### TASK STATEMENT:
Everything in the data should be repeated exactly, save for the images.

## START

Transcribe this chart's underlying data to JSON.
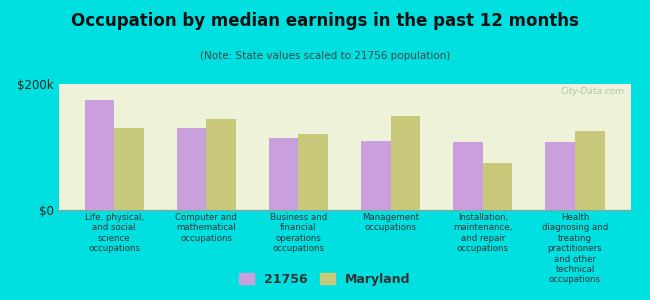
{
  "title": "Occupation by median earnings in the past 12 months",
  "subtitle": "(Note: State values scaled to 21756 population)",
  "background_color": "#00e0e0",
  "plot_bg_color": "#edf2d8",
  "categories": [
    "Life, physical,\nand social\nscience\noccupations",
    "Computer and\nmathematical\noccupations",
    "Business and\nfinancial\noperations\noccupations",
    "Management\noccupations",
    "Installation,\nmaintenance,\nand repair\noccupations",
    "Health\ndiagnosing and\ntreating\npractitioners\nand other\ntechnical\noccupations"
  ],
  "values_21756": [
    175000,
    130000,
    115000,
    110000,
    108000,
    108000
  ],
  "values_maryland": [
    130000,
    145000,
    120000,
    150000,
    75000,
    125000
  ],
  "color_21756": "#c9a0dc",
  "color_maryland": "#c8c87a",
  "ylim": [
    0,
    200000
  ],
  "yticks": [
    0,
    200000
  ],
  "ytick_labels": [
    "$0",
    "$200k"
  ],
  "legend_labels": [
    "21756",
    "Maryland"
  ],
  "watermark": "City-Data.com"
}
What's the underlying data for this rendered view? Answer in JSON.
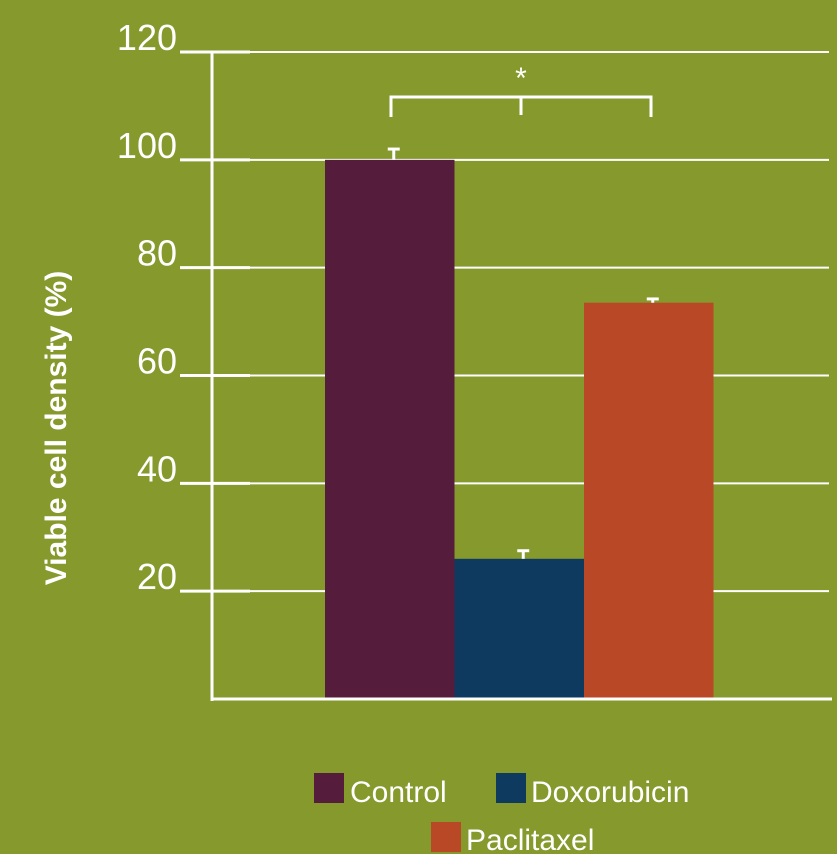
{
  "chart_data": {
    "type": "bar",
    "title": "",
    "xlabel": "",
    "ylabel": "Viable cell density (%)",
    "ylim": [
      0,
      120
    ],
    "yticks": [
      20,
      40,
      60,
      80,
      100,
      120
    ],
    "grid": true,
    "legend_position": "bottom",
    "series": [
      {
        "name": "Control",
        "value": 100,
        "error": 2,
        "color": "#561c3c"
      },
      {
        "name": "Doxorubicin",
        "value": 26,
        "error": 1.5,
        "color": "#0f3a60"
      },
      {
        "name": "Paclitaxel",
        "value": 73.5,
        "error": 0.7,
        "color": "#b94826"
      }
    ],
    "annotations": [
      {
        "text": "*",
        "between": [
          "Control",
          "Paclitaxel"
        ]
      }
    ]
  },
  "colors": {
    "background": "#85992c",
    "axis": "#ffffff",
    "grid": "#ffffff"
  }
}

## END

### OUTPUT FOR THIS EXERCISE:
Transcribe this chart's underlying data to JSON.
{
  "title": "Occupation by median earnings in the past 12 months",
  "subtitle": "(Note: State values scaled to 21756 population)",
  "background_color": "#00e0e0",
  "plot_bg_color": "#edf2d8",
  "categories": [
    "Life, physical,\nand social\nscience\noccupations",
    "Computer and\nmathematical\noccupations",
    "Business and\nfinancial\noperations\noccupations",
    "Management\noccupations",
    "Installation,\nmaintenance,\nand repair\noccupations",
    "Health\ndiagnosing and\ntreating\npractitioners\nand other\ntechnical\noccupations"
  ],
  "values_21756": [
    175000,
    130000,
    115000,
    110000,
    108000,
    108000
  ],
  "values_maryland": [
    130000,
    145000,
    120000,
    150000,
    75000,
    125000
  ],
  "color_21756": "#c9a0dc",
  "color_maryland": "#c8c87a",
  "ylim": [
    0,
    200000
  ],
  "yticks": [
    0,
    200000
  ],
  "ytick_labels": [
    "$0",
    "$200k"
  ],
  "legend_labels": [
    "21756",
    "Maryland"
  ],
  "watermark": "City-Data.com"
}
What's the underlying data for this rendered view? Answer in JSON.
{
  "chart_data": {
    "type": "bar",
    "title": "",
    "xlabel": "",
    "ylabel": "Viable cell density (%)",
    "ylim": [
      0,
      120
    ],
    "yticks": [
      20,
      40,
      60,
      80,
      100,
      120
    ],
    "grid": true,
    "legend_position": "bottom",
    "series": [
      {
        "name": "Control",
        "value": 100,
        "error": 2,
        "color": "#561c3c"
      },
      {
        "name": "Doxorubicin",
        "value": 26,
        "error": 1.5,
        "color": "#0f3a60"
      },
      {
        "name": "Paclitaxel",
        "value": 73.5,
        "error": 0.7,
        "color": "#b94826"
      }
    ],
    "annotations": [
      {
        "text": "*",
        "between": [
          "Control",
          "Paclitaxel"
        ]
      }
    ]
  },
  "colors": {
    "background": "#85992c",
    "axis": "#ffffff",
    "grid": "#ffffff"
  }
}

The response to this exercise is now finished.